**Data rows**
>>>>
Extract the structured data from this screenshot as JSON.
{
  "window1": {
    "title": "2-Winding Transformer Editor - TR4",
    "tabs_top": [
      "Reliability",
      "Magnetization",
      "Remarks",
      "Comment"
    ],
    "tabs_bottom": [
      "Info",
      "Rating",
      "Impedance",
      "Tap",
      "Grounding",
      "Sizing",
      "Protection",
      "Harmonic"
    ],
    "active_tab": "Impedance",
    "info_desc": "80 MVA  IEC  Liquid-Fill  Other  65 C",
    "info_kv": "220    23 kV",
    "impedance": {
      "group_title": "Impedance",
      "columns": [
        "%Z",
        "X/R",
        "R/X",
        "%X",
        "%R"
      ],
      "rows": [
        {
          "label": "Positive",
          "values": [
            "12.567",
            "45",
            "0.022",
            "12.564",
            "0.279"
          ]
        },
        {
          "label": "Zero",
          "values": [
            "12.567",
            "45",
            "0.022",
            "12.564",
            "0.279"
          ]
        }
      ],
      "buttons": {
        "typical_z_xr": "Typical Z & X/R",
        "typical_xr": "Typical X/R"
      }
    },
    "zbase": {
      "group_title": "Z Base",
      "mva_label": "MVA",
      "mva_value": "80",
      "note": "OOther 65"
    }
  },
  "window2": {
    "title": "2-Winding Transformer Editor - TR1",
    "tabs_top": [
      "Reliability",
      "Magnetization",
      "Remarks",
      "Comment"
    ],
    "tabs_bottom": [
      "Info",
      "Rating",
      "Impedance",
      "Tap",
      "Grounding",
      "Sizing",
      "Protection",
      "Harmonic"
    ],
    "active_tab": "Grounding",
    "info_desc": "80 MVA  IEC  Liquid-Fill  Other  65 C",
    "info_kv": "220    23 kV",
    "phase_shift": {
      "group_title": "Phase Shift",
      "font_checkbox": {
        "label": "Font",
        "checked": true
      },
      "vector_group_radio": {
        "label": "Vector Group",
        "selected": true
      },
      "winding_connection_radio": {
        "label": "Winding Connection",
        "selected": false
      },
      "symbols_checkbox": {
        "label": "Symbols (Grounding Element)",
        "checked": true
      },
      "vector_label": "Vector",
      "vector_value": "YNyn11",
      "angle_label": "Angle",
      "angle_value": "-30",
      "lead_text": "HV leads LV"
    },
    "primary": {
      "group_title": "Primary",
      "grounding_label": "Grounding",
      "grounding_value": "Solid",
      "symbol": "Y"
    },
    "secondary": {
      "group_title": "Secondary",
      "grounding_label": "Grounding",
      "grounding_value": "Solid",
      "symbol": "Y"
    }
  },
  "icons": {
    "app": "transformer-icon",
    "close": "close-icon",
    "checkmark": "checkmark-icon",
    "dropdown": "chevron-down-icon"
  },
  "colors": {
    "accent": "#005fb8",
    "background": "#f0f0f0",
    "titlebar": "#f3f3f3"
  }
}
<<<<
**Exercise goal**
Exactly as written, please output every entry.

**Response below**
Extract the structured data from this screenshot as JSON.
{
  "window1": {
    "title": "2-Winding Transformer Editor - TR4",
    "tabs_top": [
      "Reliability",
      "Magnetization",
      "Remarks",
      "Comment"
    ],
    "tabs_bottom": [
      "Info",
      "Rating",
      "Impedance",
      "Tap",
      "Grounding",
      "Sizing",
      "Protection",
      "Harmonic"
    ],
    "active_tab": "Impedance",
    "info_desc": "80 MVA  IEC  Liquid-Fill  Other  65 C",
    "info_kv": "220    23 kV",
    "impedance": {
      "group_title": "Impedance",
      "columns": [
        "%Z",
        "X/R",
        "R/X",
        "%X",
        "%R"
      ],
      "rows": [
        {
          "label": "Positive",
          "values": [
            "12.567",
            "45",
            "0.022",
            "12.564",
            "0.279"
          ]
        },
        {
          "label": "Zero",
          "values": [
            "12.567",
            "45",
            "0.022",
            "12.564",
            "0.279"
          ]
        }
      ],
      "buttons": {
        "typical_z_xr": "Typical Z & X/R",
        "typical_xr": "Typical X/R"
      }
    },
    "zbase": {
      "group_title": "Z Base",
      "mva_label": "MVA",
      "mva_value": "80",
      "note": "OOther 65"
    }
  },
  "window2": {
    "title": "2-Winding Transformer Editor - TR1",
    "tabs_top": [
      "Reliability",
      "Magnetization",
      "Remarks",
      "Comment"
    ],
    "tabs_bottom": [
      "Info",
      "Rating",
      "Impedance",
      "Tap",
      "Grounding",
      "Sizing",
      "Protection",
      "Harmonic"
    ],
    "active_tab": "Grounding",
    "info_desc": "80 MVA  IEC  Liquid-Fill  Other  65 C",
    "info_kv": "220    23 kV",
    "phase_shift": {
      "group_title": "Phase Shift",
      "font_checkbox": {
        "label": "Font",
        "checked": true
      },
      "vector_group_radio": {
        "label": "Vector Group",
        "selected": true
      },
      "winding_connection_radio": {
        "label": "Winding Connection",
        "selected": false
      },
      "symbols_checkbox": {
        "label": "Symbols (Grounding Element)",
        "checked": true
      },
      "vector_label": "Vector",
      "vector_value": "YNyn11",
      "angle_label": "Angle",
      "angle_value": "-30",
      "lead_text": "HV leads LV"
    },
    "primary": {
      "group_title": "Primary",
      "grounding_label": "Grounding",
      "grounding_value": "Solid",
      "symbol": "Y"
    },
    "secondary": {
      "group_title": "Secondary",
      "grounding_label": "Grounding",
      "grounding_value": "Solid",
      "symbol": "Y"
    }
  },
  "icons": {
    "app": "transformer-icon",
    "close": "close-icon",
    "checkmark": "checkmark-icon",
    "dropdown": "chevron-down-icon"
  },
  "colors": {
    "accent": "#005fb8",
    "background": "#f0f0f0",
    "titlebar": "#f3f3f3"
  }
}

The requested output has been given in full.